Depuis plus d’un siècle, l’économie mondiale tourne grâce au pétrole. Il alimente les camions, les machines, les avions, les tracteurs et même certains procédés industriels. L’essence, dérivée du raffinage du pétrole, reste le moteur discret mais indispensable de la productivité. Imaginer un monde sans essence, c’est donc imaginer un monde où la logistique ralentit, les coûts explosent et les chaînes de production se grippent. Pour les entreprises, la transition vers un modèle sans carburant fossile s’annonce comme un défi colossal.
L’énergie qui fait tourner l’économie
L’essence n’est pas qu’un carburant pour nos voitures. Elle est, depuis des décennies, l’un des piliers invisibles du système productif. Le transport routier, par exemple, repose encore à plus de 95 % sur des moteurs thermiques. Les livraisons de marchandises, les déplacements des salariés, la distribution des produits finis : tout dépend du pétrole.
Dans l’industrie, le pétrole joue aussi un rôle stratégique. Il sert à faire fonctionner des engins de chantier, à chauffer des usines ou à produire des dérivés indispensables (plastiques, solvants, engrais, textiles…). Sans essence, c’est toute la mécanique de la croissance qui ralentirait.
Le secteur agricole serait particulièrement touché. Tracteurs, moissonneuses, transport des récoltes : l’agriculture moderne consomme massivement du carburant. Sans lui, les coûts de production grimperaient en flèche et la sécurité alimentaire pourrait être fragilisée.
Une dépendance encore trop forte
Malgré les progrès réalisés en matière de transition énergétique, la dépendance au pétrole reste profonde. Selon l’Agence internationale de l’énergie (AIE), près de 30 % de la consommation énergétique mondiale provient encore du pétrole. Et dans le transport, cette proportion dépasse 90 %.
Les entreprises ont certes amorcé un virage vers des alternatives — véhicules électriques, biocarburants, hydrogène, télétravail, circuits courts — mais ces solutions restent limitées à court terme.
Les véhicules électriques, par exemple, demandent une production massive de batteries, dont les matières premières (lithium, cobalt, nickel) sont coûteuses et concentrées dans quelques régions du monde. Les biocarburants, eux, posent des problèmes de rendement et de concurrence avec les cultures alimentaires. Quant à l’hydrogène vert, il nécessite une électricité décarbonée abondante, encore rare dans de nombreux pays.
En clair, aucune alternative n’est encore capable de remplacer totalement l’essence dans toutes ses fonctions économiques.
Des coûts de production appelés à s’envoler
Si l’essence venait à manquer, ou à devenir trop chère, les conséquences pour les entreprises seraient immédiates. Le coût du transport grimperait, renchérissant l’ensemble des chaînes d’approvisionnement. Les secteurs les plus dépendants — logistique, agriculture, BTP, industrie lourde — seraient les premiers touchés.
Une hausse durable des prix du carburant se répercuterait sur les prix à la consommation, réduisant la compétitivité des entreprises exportatrices. Certaines activités deviendraient tout simplement non rentables. On assisterait à un ralentissement de la production, voire à des fermetures d’usines ou à des délocalisations vers des zones où l’énergie reste accessible.

- _CONSIGNE 1_: Recopiez à l'identique les lignes du listing, depuis sa toute première ligne jusqu'à celle qui contient « - card-cuisine: Cuisine », les deux incluses.

- _ENTRÉES FOURNIES_:
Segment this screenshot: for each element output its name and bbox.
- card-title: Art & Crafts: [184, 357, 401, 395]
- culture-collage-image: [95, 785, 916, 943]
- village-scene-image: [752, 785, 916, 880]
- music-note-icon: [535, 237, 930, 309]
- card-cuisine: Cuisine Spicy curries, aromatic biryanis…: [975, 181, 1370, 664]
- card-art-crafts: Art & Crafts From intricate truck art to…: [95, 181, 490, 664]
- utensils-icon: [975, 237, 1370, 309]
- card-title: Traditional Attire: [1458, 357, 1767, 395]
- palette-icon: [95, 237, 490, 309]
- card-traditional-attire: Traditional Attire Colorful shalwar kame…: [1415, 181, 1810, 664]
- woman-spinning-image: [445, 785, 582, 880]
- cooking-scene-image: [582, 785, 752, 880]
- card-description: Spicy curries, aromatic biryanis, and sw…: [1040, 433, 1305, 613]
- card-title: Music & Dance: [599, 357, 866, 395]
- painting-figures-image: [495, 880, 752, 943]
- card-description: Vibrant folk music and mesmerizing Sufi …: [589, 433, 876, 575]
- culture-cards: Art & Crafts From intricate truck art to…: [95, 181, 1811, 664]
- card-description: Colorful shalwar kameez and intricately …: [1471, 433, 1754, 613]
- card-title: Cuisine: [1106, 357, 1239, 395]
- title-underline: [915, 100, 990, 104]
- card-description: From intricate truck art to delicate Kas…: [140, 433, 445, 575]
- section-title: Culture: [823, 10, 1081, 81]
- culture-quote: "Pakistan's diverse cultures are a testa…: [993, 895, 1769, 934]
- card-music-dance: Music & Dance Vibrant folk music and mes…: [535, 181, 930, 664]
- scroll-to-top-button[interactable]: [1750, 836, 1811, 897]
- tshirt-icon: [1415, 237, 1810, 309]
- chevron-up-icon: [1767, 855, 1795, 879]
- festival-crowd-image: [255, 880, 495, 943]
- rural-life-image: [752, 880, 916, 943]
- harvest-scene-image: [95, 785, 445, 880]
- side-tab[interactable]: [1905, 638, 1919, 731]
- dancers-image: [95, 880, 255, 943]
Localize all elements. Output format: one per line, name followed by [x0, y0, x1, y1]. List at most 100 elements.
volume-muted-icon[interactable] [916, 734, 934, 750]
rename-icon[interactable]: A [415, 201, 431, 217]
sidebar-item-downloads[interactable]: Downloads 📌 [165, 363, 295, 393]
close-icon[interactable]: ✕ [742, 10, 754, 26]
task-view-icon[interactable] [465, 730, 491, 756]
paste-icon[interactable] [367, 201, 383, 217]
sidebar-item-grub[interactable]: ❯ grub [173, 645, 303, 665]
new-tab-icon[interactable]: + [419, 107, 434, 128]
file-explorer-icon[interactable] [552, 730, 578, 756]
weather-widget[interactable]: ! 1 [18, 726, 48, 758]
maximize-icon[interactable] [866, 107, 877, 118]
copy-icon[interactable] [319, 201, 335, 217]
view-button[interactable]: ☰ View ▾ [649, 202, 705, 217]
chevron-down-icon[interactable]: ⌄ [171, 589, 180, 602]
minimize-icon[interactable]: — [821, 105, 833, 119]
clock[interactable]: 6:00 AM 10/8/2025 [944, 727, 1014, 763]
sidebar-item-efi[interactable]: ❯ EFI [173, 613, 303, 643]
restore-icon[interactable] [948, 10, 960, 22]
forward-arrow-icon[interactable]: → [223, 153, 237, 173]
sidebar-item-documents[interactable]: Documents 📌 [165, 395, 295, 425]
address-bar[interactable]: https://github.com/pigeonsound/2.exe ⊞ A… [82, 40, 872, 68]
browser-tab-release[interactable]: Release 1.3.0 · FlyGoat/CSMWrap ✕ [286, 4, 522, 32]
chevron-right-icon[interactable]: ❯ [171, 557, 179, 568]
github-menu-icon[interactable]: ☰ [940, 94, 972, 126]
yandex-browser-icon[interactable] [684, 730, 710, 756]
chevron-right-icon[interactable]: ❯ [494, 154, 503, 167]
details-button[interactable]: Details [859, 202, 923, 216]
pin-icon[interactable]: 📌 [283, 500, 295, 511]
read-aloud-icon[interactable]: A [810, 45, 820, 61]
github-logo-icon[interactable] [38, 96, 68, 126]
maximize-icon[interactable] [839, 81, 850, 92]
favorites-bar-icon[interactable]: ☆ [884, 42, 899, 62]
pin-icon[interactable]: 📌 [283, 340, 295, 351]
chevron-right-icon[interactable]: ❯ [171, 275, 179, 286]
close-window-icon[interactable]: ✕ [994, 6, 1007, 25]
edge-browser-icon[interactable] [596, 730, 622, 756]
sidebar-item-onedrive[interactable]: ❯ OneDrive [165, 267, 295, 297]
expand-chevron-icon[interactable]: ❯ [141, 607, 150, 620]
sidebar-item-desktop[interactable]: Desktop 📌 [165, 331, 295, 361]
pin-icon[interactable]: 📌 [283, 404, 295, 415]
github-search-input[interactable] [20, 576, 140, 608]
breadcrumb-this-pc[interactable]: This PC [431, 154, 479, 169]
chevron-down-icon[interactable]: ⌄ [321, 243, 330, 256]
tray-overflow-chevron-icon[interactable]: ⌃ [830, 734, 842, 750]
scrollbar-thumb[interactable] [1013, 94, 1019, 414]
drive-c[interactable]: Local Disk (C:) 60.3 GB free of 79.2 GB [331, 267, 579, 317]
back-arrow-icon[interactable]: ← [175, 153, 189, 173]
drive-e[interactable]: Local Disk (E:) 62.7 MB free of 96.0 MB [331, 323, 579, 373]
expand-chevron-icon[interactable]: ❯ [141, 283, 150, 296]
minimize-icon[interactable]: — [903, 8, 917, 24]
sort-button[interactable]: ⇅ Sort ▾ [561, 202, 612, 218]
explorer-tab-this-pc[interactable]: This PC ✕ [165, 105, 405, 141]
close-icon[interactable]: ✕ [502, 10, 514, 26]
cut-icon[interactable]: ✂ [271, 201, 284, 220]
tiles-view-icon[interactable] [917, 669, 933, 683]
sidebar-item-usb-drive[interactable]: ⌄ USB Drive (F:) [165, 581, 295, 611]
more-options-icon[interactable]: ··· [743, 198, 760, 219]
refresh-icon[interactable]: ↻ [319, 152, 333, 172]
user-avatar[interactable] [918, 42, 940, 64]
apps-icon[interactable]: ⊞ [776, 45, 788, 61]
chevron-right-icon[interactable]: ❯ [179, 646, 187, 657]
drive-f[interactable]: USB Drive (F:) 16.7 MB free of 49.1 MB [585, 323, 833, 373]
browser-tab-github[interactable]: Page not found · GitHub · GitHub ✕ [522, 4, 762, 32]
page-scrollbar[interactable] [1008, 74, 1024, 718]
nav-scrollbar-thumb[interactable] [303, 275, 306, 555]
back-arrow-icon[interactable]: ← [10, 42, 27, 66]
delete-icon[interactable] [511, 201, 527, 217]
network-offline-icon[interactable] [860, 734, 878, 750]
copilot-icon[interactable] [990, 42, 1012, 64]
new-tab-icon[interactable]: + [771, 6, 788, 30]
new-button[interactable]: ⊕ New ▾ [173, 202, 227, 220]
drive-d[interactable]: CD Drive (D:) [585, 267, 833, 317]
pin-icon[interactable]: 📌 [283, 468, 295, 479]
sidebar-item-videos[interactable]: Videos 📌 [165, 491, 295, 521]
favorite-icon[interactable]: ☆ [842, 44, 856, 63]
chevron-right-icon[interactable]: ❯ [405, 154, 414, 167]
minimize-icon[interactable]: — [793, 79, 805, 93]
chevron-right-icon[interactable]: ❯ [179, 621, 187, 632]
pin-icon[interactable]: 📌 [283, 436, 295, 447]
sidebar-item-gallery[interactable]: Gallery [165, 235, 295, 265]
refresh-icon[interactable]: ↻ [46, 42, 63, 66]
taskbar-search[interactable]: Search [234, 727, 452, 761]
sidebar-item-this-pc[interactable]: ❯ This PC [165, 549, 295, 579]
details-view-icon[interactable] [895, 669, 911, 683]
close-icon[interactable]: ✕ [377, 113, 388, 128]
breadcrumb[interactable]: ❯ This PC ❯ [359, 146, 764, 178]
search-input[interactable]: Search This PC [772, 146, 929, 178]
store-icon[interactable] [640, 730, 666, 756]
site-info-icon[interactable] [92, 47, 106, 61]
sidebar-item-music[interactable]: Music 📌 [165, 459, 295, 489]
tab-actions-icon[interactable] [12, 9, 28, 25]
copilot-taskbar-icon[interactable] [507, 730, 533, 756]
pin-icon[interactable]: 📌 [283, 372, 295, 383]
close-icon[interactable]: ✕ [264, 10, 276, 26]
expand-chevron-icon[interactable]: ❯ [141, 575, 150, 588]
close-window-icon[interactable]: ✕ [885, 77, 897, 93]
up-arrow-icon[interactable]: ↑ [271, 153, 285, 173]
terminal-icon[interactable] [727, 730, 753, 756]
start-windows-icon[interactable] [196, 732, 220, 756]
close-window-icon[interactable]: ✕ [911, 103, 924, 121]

- _CONSIGNE 2_: Reproduisez mot pour mot, s'il vous plaît, le passage de l'article sur l'essence qui s'ouvre sur les mots « Depuis plus d’un » et se clôt sur « un défi colossal. ».

- _RÉPONSE ATTENDUE 1_:
Segment this screenshot: for each element output its name and bbox.
- card-title: Art & Crafts: [184, 357, 401, 395]
- culture-collage-image: [95, 785, 916, 943]
- village-scene-image: [752, 785, 916, 880]
- music-note-icon: [535, 237, 930, 309]
- card-cuisine: Cuisine Spicy curries, aromatic biryanis…: [975, 181, 1370, 664]

- _RÉPONSE ATTENDUE 2_:
Depuis plus d’un siècle, l’économie mondiale tourne grâce au pétrole. Il alimente les camions, les machines, les avions, les tracteurs et même certains procédés industriels. L’essence, dérivée du raffinage du pétrole, reste le moteur discret mais indispensable de la productivité. Imaginer un monde sans essence, c’est donc imaginer un monde où la logistique ralentit, les coûts explosent et les chaînes de production se grippent. Pour les entreprises, la transition vers un modèle sans carburant fossile s’annonce comme un défi colossal.